(Annotated element listings)
## start

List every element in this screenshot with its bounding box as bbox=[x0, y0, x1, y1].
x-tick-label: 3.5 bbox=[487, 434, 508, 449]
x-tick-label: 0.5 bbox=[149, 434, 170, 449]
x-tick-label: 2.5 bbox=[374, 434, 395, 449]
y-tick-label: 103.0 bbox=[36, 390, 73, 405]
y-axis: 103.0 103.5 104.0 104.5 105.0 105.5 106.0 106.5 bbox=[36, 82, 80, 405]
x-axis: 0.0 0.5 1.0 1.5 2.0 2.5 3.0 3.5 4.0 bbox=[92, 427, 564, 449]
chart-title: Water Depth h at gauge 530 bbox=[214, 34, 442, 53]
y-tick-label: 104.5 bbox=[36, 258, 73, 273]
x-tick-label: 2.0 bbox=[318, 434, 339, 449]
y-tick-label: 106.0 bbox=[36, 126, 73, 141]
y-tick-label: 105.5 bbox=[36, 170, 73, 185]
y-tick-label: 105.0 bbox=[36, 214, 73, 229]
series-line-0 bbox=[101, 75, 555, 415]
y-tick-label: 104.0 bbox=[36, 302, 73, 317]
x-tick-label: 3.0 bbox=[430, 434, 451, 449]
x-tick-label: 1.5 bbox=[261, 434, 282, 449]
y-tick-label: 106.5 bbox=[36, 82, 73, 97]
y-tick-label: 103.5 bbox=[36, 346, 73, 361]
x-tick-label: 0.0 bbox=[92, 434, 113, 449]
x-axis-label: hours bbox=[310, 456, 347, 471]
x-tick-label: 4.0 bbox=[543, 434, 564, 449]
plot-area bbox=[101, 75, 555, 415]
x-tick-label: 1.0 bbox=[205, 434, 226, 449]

## end

## [AIM]
Rewrite the records above, replacing "y-tick-label" with "y-axis-tick" wherever it occurs and leaving everything else the same.

## [SOLUTION FOR THIS EXERCISE]
List every element in this screenshot with its bounding box as bbox=[x0, y0, x1, y1].
x-tick-label: 3.5 bbox=[487, 434, 508, 449]
x-tick-label: 0.5 bbox=[149, 434, 170, 449]
x-tick-label: 2.5 bbox=[374, 434, 395, 449]
y-axis-tick: 103.0 bbox=[36, 390, 73, 405]
y-axis: 103.0 103.5 104.0 104.5 105.0 105.5 106.0 106.5 bbox=[36, 82, 80, 405]
x-axis: 0.0 0.5 1.0 1.5 2.0 2.5 3.0 3.5 4.0 bbox=[92, 427, 564, 449]
chart-title: Water Depth h at gauge 530 bbox=[214, 34, 442, 53]
y-axis-tick: 104.5 bbox=[36, 258, 73, 273]
x-tick-label: 2.0 bbox=[318, 434, 339, 449]
y-axis-tick: 106.0 bbox=[36, 126, 73, 141]
y-axis-tick: 105.5 bbox=[36, 170, 73, 185]
y-axis-tick: 105.0 bbox=[36, 214, 73, 229]
series-line-0 bbox=[101, 75, 555, 415]
y-axis-tick: 104.0 bbox=[36, 302, 73, 317]
x-tick-label: 3.0 bbox=[430, 434, 451, 449]
x-tick-label: 1.5 bbox=[261, 434, 282, 449]
y-axis-tick: 106.5 bbox=[36, 82, 73, 97]
y-axis-tick: 103.5 bbox=[36, 346, 73, 361]
x-tick-label: 0.0 bbox=[92, 434, 113, 449]
x-axis-label: hours bbox=[310, 456, 347, 471]
x-tick-label: 4.0 bbox=[543, 434, 564, 449]
plot-area bbox=[101, 75, 555, 415]
x-tick-label: 1.0 bbox=[205, 434, 226, 449]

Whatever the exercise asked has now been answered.